> [WHAT TO PRODUCE]: Collect all the lines that mention the word "year".

> [DATA LINES]:
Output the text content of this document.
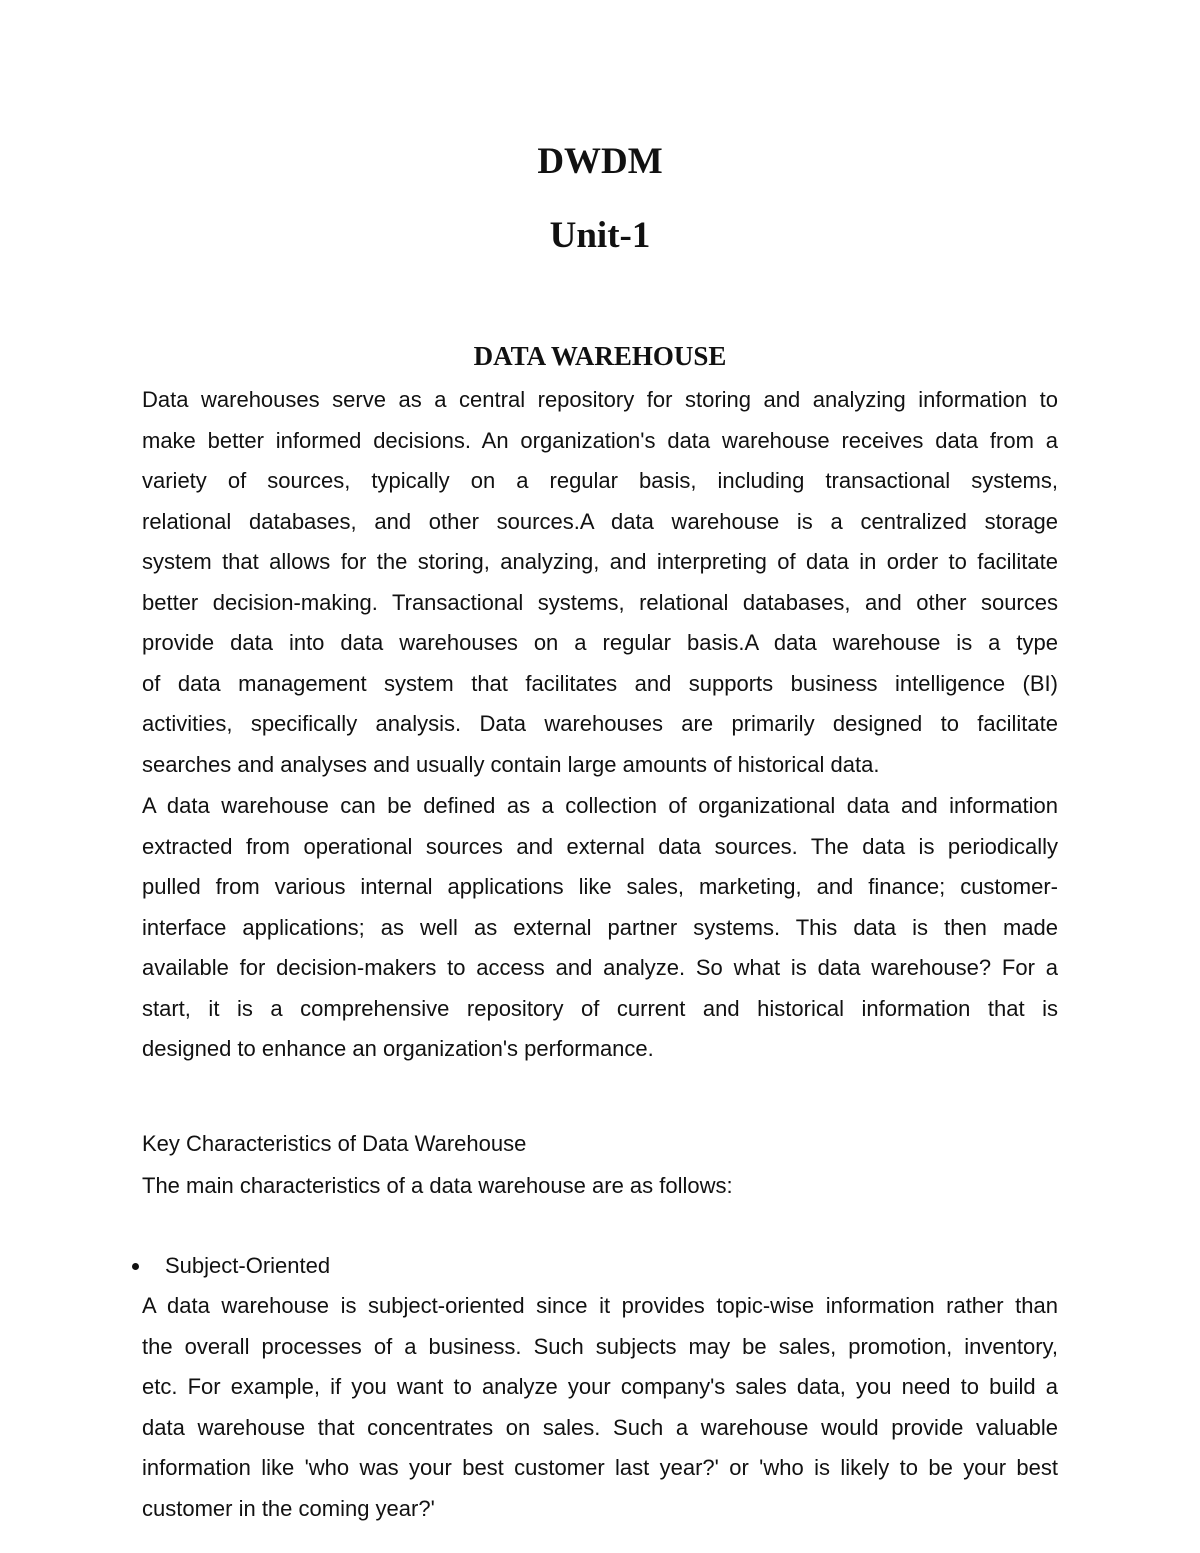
DWDM
Unit-1
DATA WAREHOUSE
Data warehouses serve as a central repository for storing and analyzing information to
make better informed decisions. An organization's data warehouse receives data from a
variety of sources, typically on a regular basis, including transactional systems,
relational databases, and other sources.A data warehouse is a centralized storage
system that allows for the storing, analyzing, and interpreting of data in order to facilitate
better decision-making. Transactional systems, relational databases, and other sources
provide data into data warehouses on a regular basis.A data warehouse is a type
of data management system that facilitates and supports business intelligence (BI)
activities, specifically analysis. Data warehouses are primarily designed to facilitate
searches and analyses and usually contain large amounts of historical data.
A data warehouse can be defined as a collection of organizational data and information
extracted from operational sources and external data sources. The data is periodically
pulled from various internal applications like sales, marketing, and finance; customer-
interface applications; as well as external partner systems. This data is then made
available for decision-makers to access and analyze. So what is data warehouse? For a
start, it is a comprehensive repository of current and historical information that is
designed to enhance an organization's performance.
Key Characteristics of Data Warehouse
The main characteristics of a data warehouse are as follows:
Subject-Oriented
A data warehouse is subject-oriented since it provides topic-wise information rather than
the overall processes of a business. Such subjects may be sales, promotion, inventory,
etc. For example, if you want to analyze your company's sales data, you need to build a
data warehouse that concentrates on sales. Such a warehouse would provide valuable
information like 'who was your best customer last year?' or 'who is likely to be your best
customer in the coming year?'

> [SOLUTION FOR THIS TASK]:
information like 'who was your best customer last year?' or 'who is likely to be your best
customer in the coming year?'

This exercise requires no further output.